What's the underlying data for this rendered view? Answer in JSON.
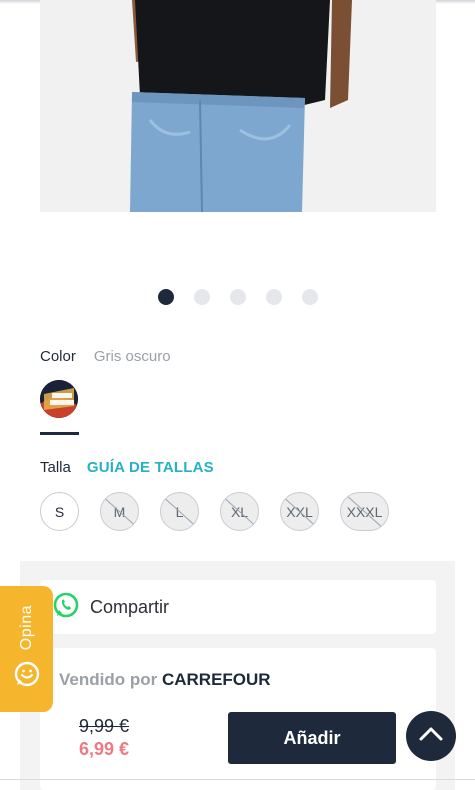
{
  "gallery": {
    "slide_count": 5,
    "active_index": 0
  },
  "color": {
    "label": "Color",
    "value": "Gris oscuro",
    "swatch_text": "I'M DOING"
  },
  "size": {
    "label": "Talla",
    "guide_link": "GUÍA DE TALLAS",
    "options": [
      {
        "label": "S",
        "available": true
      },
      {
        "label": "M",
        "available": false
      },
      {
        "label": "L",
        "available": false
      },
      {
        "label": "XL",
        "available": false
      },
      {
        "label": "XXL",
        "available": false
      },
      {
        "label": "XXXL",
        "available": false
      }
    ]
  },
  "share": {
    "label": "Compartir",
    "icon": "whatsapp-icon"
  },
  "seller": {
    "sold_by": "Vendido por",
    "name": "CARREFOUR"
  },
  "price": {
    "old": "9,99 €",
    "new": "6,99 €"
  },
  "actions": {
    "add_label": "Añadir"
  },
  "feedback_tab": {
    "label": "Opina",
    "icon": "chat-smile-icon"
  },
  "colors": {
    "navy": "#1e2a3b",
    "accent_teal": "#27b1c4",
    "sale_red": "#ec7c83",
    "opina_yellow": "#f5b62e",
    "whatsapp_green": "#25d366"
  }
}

- **Problem to work on**:
Reproduce all entries without any change, and omit the pictures.

- **Final result**:
What's the underlying data for this rendered view? Answer in JSON.
{
  "gallery": {
    "slide_count": 5,
    "active_index": 0
  },
  "color": {
    "label": "Color",
    "value": "Gris oscuro",
    "swatch_text": "I'M DOING"
  },
  "size": {
    "label": "Talla",
    "guide_link": "GUÍA DE TALLAS",
    "options": [
      {
        "label": "S",
        "available": true
      },
      {
        "label": "M",
        "available": false
      },
      {
        "label": "L",
        "available": false
      },
      {
        "label": "XL",
        "available": false
      },
      {
        "label": "XXL",
        "available": false
      },
      {
        "label": "XXXL",
        "available": false
      }
    ]
  },
  "share": {
    "label": "Compartir",
    "icon": "whatsapp-icon"
  },
  "seller": {
    "sold_by": "Vendido por",
    "name": "CARREFOUR"
  },
  "price": {
    "old": "9,99 €",
    "new": "6,99 €"
  },
  "actions": {
    "add_label": "Añadir"
  },
  "feedback_tab": {
    "label": "Opina",
    "icon": "chat-smile-icon"
  },
  "colors": {
    "navy": "#1e2a3b",
    "accent_teal": "#27b1c4",
    "sale_red": "#ec7c83",
    "opina_yellow": "#f5b62e",
    "whatsapp_green": "#25d366"
  }
}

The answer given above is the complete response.